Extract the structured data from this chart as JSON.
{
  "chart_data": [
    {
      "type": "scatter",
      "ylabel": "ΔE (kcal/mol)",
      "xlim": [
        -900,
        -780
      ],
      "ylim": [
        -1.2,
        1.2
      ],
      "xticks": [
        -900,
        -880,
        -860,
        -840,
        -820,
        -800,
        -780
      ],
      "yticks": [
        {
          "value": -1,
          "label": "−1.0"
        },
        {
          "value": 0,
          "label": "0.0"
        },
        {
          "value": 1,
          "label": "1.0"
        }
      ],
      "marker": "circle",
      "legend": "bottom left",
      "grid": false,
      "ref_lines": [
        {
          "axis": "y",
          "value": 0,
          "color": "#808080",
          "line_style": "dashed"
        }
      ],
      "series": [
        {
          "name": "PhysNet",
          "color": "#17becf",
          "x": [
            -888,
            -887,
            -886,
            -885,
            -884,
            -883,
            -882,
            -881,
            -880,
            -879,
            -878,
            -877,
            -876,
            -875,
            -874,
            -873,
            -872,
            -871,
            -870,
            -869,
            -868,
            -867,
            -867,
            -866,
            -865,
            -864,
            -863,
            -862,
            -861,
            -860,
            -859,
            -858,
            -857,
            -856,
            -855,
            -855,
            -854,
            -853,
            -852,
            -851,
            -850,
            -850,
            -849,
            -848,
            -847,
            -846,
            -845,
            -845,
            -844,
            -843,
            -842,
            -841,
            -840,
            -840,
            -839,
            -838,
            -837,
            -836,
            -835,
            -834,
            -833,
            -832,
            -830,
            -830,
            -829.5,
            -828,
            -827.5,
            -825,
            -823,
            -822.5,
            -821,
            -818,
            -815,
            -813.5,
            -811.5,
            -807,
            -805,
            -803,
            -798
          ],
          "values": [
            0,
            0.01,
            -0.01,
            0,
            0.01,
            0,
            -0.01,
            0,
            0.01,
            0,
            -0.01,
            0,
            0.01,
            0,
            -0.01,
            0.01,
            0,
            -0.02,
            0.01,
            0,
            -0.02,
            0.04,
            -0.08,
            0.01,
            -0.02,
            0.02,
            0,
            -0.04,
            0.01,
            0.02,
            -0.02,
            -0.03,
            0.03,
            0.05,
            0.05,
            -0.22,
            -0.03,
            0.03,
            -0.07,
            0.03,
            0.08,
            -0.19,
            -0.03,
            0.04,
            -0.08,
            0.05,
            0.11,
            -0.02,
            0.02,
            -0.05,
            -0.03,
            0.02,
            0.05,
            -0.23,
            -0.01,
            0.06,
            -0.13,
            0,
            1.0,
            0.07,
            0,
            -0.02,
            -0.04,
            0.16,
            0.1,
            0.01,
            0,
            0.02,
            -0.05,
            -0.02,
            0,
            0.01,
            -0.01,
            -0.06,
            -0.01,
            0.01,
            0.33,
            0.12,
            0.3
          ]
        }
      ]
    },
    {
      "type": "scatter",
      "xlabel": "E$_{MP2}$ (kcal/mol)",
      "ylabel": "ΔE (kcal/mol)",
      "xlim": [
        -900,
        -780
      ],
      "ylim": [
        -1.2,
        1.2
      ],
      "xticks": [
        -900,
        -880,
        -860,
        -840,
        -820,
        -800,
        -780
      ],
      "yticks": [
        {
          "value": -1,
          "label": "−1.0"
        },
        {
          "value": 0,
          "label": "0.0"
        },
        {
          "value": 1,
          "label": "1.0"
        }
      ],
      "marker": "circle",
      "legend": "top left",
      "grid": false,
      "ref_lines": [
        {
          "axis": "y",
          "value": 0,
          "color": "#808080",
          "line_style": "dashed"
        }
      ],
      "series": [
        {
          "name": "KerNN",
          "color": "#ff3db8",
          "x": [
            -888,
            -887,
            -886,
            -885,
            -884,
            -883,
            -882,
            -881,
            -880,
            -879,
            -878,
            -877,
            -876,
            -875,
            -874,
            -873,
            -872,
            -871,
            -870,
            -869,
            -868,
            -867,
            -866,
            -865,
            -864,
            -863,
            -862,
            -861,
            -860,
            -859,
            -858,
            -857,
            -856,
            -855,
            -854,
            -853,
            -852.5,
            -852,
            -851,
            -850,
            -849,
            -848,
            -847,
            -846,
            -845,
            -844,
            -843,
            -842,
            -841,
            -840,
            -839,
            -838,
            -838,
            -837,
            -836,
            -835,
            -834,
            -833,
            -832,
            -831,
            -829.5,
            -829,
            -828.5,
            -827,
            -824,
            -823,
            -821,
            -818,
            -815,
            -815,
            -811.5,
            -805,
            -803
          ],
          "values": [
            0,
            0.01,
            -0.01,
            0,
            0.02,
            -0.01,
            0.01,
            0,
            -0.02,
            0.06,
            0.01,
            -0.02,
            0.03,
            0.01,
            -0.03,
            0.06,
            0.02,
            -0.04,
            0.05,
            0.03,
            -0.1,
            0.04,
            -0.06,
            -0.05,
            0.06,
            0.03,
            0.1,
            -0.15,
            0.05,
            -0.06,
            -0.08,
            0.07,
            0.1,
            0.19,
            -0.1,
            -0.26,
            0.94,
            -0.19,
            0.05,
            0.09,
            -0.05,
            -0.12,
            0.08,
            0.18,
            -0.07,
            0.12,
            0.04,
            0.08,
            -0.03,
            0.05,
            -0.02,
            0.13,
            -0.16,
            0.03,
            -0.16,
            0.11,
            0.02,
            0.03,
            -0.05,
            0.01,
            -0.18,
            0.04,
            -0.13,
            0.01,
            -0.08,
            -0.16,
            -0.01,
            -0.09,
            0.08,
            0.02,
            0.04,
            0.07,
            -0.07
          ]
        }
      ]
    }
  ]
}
========
• **EXERCISE**:
Look through the records and gather each line with the word "color".

• **TASK ANSWER**:
          "color": "#808080",
          "color": "#17becf",
          "color": "#808080",
          "color": "#ff3db8",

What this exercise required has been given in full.